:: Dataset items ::
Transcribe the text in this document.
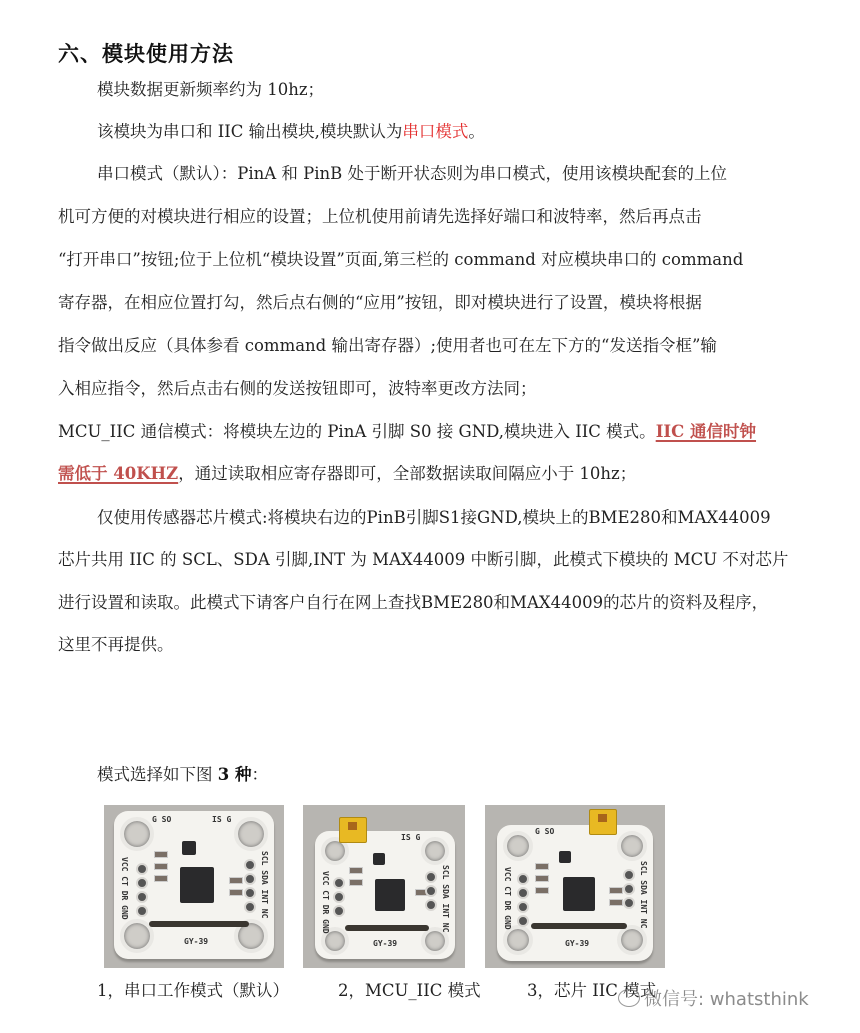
六、模块使用方法
模块数据更新频率约为 10hz；
该模块为串口和 IIC 输出模块,模块默认为串口模式。
串口模式（默认）：PinA 和 PinB 处于断开状态则为串口模式，使用该模块配套的上位
机可方便的对模块进行相应的设置；上位机使用前请先选择好端口和波特率，然后再点击
“打开串口”按钮;位于上位机“模块设置”页面,第三栏的 command 对应模块串口的 command
寄存器，在相应位置打勾，然后点右侧的“应用”按钮，即对模块进行了设置，模块将根据
指令做出反应（具体参看 command 输出寄存器）;使用者也可在左下方的“发送指令框”输
入相应指令，然后点击右侧的发送按钮即可，波特率更改方法同；
MCU_IIC 通信模式：将模块左边的 PinA 引脚 S0 接 GND,模块进入 IIC 模式。IIC 通信时钟
需低于 40KHZ，通过读取相应寄存器即可，全部数据读取间隔应小于 10hz；
仅使用传感器芯片模式:将模块右边的PinB引脚S1接GND,模块上的BME280和MAX44009
芯片共用 IIC 的 SCL、SDA 引脚,INT 为 MAX44009 中断引脚，此模式下模块的 MCU 不对芯片
进行设置和读取。此模式下请客户自行在网上查找BME280和MAX44009的芯片的资料及程序，
这里不再提供。
模式选择如下图 3 种：
G SO	IS G
VCC CT DR GND	SCL SDA INT NC
GY-39
IS G
VCC CT DR GND	SCL SDA INT NC
GY-39
G SO
VCC CT DR GND	SCL SDA INT NC
GY-39
1，串口工作模式（默认）	2，MCU_IIC 模式	3，芯片 IIC 模式
微信号: whatsthink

:: Task brief ::
Give back the entries verbatim. Do not include any picture.

:: Correct response ::
Transcribe the text in this document.
六、模块使用方法
模块数据更新频率约为 10hz；
该模块为串口和 IIC 输出模块,模块默认为串口模式。
串口模式（默认）：PinA 和 PinB 处于断开状态则为串口模式，使用该模块配套的上位
机可方便的对模块进行相应的设置；上位机使用前请先选择好端口和波特率，然后再点击
“打开串口”按钮;位于上位机“模块设置”页面,第三栏的 command 对应模块串口的 command
寄存器，在相应位置打勾，然后点右侧的“应用”按钮，即对模块进行了设置，模块将根据
指令做出反应（具体参看 command 输出寄存器）;使用者也可在左下方的“发送指令框”输
入相应指令，然后点击右侧的发送按钮即可，波特率更改方法同；
MCU_IIC 通信模式：将模块左边的 PinA 引脚 S0 接 GND,模块进入 IIC 模式。IIC 通信时钟
需低于 40KHZ，通过读取相应寄存器即可，全部数据读取间隔应小于 10hz；
仅使用传感器芯片模式:将模块右边的PinB引脚S1接GND,模块上的BME280和MAX44009
芯片共用 IIC 的 SCL、SDA 引脚,INT 为 MAX44009 中断引脚，此模式下模块的 MCU 不对芯片
进行设置和读取。此模式下请客户自行在网上查找BME280和MAX44009的芯片的资料及程序，
这里不再提供。
模式选择如下图 3 种：
G SO	IS G
VCC CT DR GND	SCL SDA INT NC
GY-39
IS G
VCC CT DR GND	SCL SDA INT NC
GY-39
G SO
VCC CT DR GND	SCL SDA INT NC
GY-39
1，串口工作模式（默认）	2，MCU_IIC 模式	3，芯片 IIC 模式
微信号: whatsthink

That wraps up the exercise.